TASK DIRECTIONS: Repeat, without any change, the entries presented below.

Stored records:

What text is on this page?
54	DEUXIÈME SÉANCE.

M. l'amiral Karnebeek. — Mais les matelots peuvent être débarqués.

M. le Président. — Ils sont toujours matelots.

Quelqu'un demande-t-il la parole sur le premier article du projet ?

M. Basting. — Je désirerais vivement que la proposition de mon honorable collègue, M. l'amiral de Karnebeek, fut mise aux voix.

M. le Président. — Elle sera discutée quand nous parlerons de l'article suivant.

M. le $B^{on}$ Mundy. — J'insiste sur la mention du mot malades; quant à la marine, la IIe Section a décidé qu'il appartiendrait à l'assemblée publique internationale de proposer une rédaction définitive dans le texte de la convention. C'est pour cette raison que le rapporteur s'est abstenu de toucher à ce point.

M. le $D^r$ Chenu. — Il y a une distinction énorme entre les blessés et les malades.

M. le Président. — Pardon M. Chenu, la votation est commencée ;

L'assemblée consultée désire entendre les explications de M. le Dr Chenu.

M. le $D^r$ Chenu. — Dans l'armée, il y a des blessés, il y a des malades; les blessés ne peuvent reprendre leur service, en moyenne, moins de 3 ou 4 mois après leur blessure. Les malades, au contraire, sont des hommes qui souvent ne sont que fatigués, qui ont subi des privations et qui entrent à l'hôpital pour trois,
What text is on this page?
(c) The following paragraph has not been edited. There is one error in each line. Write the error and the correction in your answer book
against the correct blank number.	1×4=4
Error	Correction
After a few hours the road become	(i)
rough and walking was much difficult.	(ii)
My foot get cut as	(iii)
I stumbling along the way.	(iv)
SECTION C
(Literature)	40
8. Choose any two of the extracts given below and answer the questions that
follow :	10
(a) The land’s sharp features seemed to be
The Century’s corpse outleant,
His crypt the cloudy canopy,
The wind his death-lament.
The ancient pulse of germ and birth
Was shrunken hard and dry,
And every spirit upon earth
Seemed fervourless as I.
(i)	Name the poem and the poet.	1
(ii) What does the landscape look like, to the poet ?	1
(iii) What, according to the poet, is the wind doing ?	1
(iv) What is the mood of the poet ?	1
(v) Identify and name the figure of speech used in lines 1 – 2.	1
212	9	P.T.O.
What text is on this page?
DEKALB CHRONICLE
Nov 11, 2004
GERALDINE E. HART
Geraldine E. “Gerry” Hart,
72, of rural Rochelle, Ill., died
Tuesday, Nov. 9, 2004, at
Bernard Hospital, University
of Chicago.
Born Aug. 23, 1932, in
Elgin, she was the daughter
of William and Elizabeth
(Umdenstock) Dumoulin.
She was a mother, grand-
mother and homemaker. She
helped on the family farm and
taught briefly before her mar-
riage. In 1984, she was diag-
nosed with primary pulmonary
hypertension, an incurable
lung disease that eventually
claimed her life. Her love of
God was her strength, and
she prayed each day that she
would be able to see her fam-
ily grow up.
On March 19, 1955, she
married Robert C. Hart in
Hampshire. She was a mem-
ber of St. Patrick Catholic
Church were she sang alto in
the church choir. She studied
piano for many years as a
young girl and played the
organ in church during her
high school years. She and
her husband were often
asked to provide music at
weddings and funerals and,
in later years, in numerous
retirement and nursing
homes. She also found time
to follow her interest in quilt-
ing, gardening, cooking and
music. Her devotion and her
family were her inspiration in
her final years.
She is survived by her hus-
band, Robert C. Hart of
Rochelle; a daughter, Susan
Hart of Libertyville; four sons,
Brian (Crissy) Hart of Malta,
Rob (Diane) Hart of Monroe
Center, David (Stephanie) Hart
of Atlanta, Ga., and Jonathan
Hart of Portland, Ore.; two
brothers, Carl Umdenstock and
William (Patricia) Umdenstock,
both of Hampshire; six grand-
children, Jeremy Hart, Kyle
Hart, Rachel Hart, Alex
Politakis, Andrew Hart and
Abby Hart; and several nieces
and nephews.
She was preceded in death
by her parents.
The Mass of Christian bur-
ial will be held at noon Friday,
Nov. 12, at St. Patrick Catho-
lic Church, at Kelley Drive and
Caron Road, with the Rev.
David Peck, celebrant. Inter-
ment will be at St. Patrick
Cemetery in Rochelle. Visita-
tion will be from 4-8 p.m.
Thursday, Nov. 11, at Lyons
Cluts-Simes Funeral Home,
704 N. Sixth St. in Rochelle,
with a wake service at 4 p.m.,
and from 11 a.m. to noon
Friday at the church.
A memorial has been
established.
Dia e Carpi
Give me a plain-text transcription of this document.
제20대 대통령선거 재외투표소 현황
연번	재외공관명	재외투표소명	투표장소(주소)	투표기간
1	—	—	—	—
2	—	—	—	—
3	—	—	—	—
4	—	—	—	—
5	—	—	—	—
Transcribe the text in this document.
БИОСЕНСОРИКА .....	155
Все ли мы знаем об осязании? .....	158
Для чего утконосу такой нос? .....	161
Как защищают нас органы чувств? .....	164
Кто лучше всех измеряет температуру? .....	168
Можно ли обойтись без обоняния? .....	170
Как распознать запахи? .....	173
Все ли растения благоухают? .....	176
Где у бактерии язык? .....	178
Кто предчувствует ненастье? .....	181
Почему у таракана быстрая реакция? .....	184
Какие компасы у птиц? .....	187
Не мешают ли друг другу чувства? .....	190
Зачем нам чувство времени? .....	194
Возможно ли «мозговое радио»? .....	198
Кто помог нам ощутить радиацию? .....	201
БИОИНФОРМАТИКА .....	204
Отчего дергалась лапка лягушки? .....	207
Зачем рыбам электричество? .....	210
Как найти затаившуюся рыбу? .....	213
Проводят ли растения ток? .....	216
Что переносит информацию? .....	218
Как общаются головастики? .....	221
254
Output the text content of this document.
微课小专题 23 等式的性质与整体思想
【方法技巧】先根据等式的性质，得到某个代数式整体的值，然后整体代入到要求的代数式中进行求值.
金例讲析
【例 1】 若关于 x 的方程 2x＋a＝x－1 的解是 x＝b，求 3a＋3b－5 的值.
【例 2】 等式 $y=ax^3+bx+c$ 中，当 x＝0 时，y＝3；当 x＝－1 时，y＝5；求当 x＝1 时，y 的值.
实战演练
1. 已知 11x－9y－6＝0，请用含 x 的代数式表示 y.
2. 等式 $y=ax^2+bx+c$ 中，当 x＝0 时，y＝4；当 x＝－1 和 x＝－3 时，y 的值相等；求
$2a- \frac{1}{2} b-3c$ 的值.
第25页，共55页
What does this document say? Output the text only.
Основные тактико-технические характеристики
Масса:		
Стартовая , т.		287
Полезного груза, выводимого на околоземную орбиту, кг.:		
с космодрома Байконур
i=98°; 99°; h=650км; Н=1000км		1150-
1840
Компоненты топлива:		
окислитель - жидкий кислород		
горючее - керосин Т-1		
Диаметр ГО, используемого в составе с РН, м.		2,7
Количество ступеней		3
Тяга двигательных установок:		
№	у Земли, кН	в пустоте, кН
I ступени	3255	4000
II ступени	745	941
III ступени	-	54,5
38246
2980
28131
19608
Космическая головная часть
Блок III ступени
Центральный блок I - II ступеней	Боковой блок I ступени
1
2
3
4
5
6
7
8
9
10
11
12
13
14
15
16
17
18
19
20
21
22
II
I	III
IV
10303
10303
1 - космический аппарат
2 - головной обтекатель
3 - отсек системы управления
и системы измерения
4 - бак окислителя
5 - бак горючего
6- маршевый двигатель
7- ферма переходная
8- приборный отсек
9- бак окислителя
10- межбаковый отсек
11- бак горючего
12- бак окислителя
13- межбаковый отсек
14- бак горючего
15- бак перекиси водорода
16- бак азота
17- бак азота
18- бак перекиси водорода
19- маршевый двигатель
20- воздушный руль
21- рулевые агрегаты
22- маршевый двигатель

TASK RESULT:
What text is on this page?
54	DEUXIÈME SÉANCE.

M. l'amiral Karnebeek. — Mais les matelots peuvent être débarqués.

M. le Président. — Ils sont toujours matelots.

Quelqu'un demande-t-il la parole sur le premier article du projet ?

M. Basting. — Je désirerais vivement que la proposition de mon honorable collègue, M. l'amiral de Karnebeek, fut mise aux voix.

M. le Président. — Elle sera discutée quand nous parlerons de l'article suivant.

M. le $B^{on}$ Mundy. — J'insiste sur la mention du mot malades; quant à la marine, la IIe Section a décidé qu'il appartiendrait à l'assemblée publique internationale de proposer une rédaction définitive dans le texte de la convention. C'est pour cette raison que le rapporteur s'est abstenu de toucher à ce point.

M. le $D^r$ Chenu. — Il y a une distinction énorme entre les blessés et les malades.

M. le Président. — Pardon M. Chenu, la votation est commencée ;

L'assemblée consultée désire entendre les explications de M. le Dr Chenu.

M. le $D^r$ Chenu. — Dans l'armée, il y a des blessés, il y a des malades; les blessés ne peuvent reprendre leur service, en moyenne, moins de 3 ou 4 mois après leur blessure. Les malades, au contraire, sont des hommes qui souvent ne sont que fatigués, qui ont subi des privations et qui entrent à l'hôpital pour trois,
What text is on this page?
(c) The following paragraph has not been edited. There is one error in each line. Write the error and the correction in your answer book
against the correct blank number.	1×4=4
Error	Correction
After a few hours the road become	(i)
rough and walking was much difficult.	(ii)
My foot get cut as	(iii)
I stumbling along the way.	(iv)
SECTION C
(Literature)	40
8. Choose any two of the extracts given below and answer the questions that
follow :	10
(a) The land’s sharp features seemed to be
The Century’s corpse outleant,
His crypt the cloudy canopy,
The wind his death-lament.
The ancient pulse of germ and birth
Was shrunken hard and dry,
And every spirit upon earth
Seemed fervourless as I.
(i)	Name the poem and the poet.	1
(ii) What does the landscape look like, to the poet ?	1
(iii) What, according to the poet, is the wind doing ?	1
(iv) What is the mood of the poet ?	1
(v) Identify and name the figure of speech used in lines 1 – 2.	1
212	9	P.T.O.
What text is on this page?
DEKALB CHRONICLE
Nov 11, 2004
GERALDINE E. HART
Geraldine E. “Gerry” Hart,
72, of rural Rochelle, Ill., died
Tuesday, Nov. 9, 2004, at
Bernard Hospital, University
of Chicago.
Born Aug. 23, 1932, in
Elgin, she was the daughter
of William and Elizabeth
(Umdenstock) Dumoulin.
She was a mother, grand-
mother and homemaker. She
helped on the family farm and
taught briefly before her mar-
riage. In 1984, she was diag-
nosed with primary pulmonary
hypertension, an incurable
lung disease that eventually
claimed her life. Her love of
God was her strength, and
she prayed each day that she
would be able to see her fam-
ily grow up.
On March 19, 1955, she
married Robert C. Hart in
Hampshire. She was a mem-
ber of St. Patrick Catholic
Church were she sang alto in
the church choir. She studied
piano for many years as a
young girl and played the
organ in church during her
high school years. She and
her husband were often
asked to provide music at
weddings and funerals and,
in later years, in numerous
retirement and nursing
homes. She also found time
to follow her interest in quilt-
ing, gardening, cooking and
music. Her devotion and her
family were her inspiration in
her final years.
She is survived by her hus-
band, Robert C. Hart of
Rochelle; a daughter, Susan
Hart of Libertyville; four sons,
Brian (Crissy) Hart of Malta,
Rob (Diane) Hart of Monroe
Center, David (Stephanie) Hart
of Atlanta, Ga., and Jonathan
Hart of Portland, Ore.; two
brothers, Carl Umdenstock and
William (Patricia) Umdenstock,
both of Hampshire; six grand-
children, Jeremy Hart, Kyle
Hart, Rachel Hart, Alex
Politakis, Andrew Hart and
Abby Hart; and several nieces
and nephews.
She was preceded in death
by her parents.
The Mass of Christian bur-
ial will be held at noon Friday,
Nov. 12, at St. Patrick Catho-
lic Church, at Kelley Drive and
Caron Road, with the Rev.
David Peck, celebrant. Inter-
ment will be at St. Patrick
Cemetery in Rochelle. Visita-
tion will be from 4-8 p.m.
Thursday, Nov. 11, at Lyons
Cluts-Simes Funeral Home,
704 N. Sixth St. in Rochelle,
with a wake service at 4 p.m.,
and from 11 a.m. to noon
Friday at the church.
A memorial has been
established.
Dia e Carpi
Give me a plain-text transcription of this document.
제20대 대통령선거 재외투표소 현황
연번	재외공관명	재외투표소명	투표장소(주소)	투표기간
1	—	—	—	—
2	—	—	—	—
3	—	—	—	—
4	—	—	—	—
5	—	—	—	—
Transcribe the text in this document.
БИОСЕНСОРИКА .....	155
Все ли мы знаем об осязании? .....	158
Для чего утконосу такой нос? .....	161
Как защищают нас органы чувств? .....	164
Кто лучше всех измеряет температуру? .....	168
Можно ли обойтись без обоняния? .....	170
Как распознать запахи? .....	173
Все ли растения благоухают? .....	176
Где у бактерии язык? .....	178
Кто предчувствует ненастье? .....	181
Почему у таракана быстрая реакция? .....	184
Какие компасы у птиц? .....	187
Не мешают ли друг другу чувства? .....	190
Зачем нам чувство времени? .....	194
Возможно ли «мозговое радио»? .....	198
Кто помог нам ощутить радиацию? .....	201
БИОИНФОРМАТИКА .....	204
Отчего дергалась лапка лягушки? .....	207
Зачем рыбам электричество? .....	210
Как найти затаившуюся рыбу? .....	213
Проводят ли растения ток? .....	216
Что переносит информацию? .....	218
Как общаются головастики? .....	221
254
Output the text content of this document.
微课小专题 23 等式的性质与整体思想
【方法技巧】先根据等式的性质，得到某个代数式整体的值，然后整体代入到要求的代数式中进行求值.
金例讲析
【例 1】 若关于 x 的方程 2x＋a＝x－1 的解是 x＝b，求 3a＋3b－5 的值.
【例 2】 等式 $y=ax^3+bx+c$ 中，当 x＝0 时，y＝3；当 x＝－1 时，y＝5；求当 x＝1 时，y 的值.
实战演练
1. 已知 11x－9y－6＝0，请用含 x 的代数式表示 y.
2. 等式 $y=ax^2+bx+c$ 中，当 x＝0 时，y＝4；当 x＝－1 和 x＝－3 时，y 的值相等；求
$2a- \frac{1}{2} b-3c$ 的值.
第25页，共55页
What does this document say? Output the text only.
Основные тактико-технические характеристики
Масса:		
Стартовая , т.		287
Полезного груза, выводимого на околоземную орбиту, кг.:		
с космодрома Байконур
i=98°; 99°; h=650км; Н=1000км		1150-
1840
Компоненты топлива:		
окислитель - жидкий кислород		
горючее - керосин Т-1		
Диаметр ГО, используемого в составе с РН, м.		2,7
Количество ступеней		3
Тяга двигательных установок:		
№	у Земли, кН	в пустоте, кН
I ступени	3255	4000
II ступени	745	941
III ступени	-	54,5
38246
2980
28131
19608
Космическая головная часть
Блок III ступени
Центральный блок I - II ступеней	Боковой блок I ступени
1
2
3
4
5
6
7
8
9
10
11
12
13
14
15
16
17
18
19
20
21
22
II
I	III
IV
10303
10303
1 - космический аппарат
2 - головной обтекатель
3 - отсек системы управления
и системы измерения
4 - бак окислителя
5 - бак горючего
6- маршевый двигатель
7- ферма переходная
8- приборный отсек
9- бак окислителя
10- межбаковый отсек
11- бак горючего
12- бак окислителя
13- межбаковый отсек
14- бак горючего
15- бак перекиси водорода
16- бак азота
17- бак азота
18- бак перекиси водорода
19- маршевый двигатель
20- воздушный руль
21- рулевые агрегаты
22- маршевый двигатель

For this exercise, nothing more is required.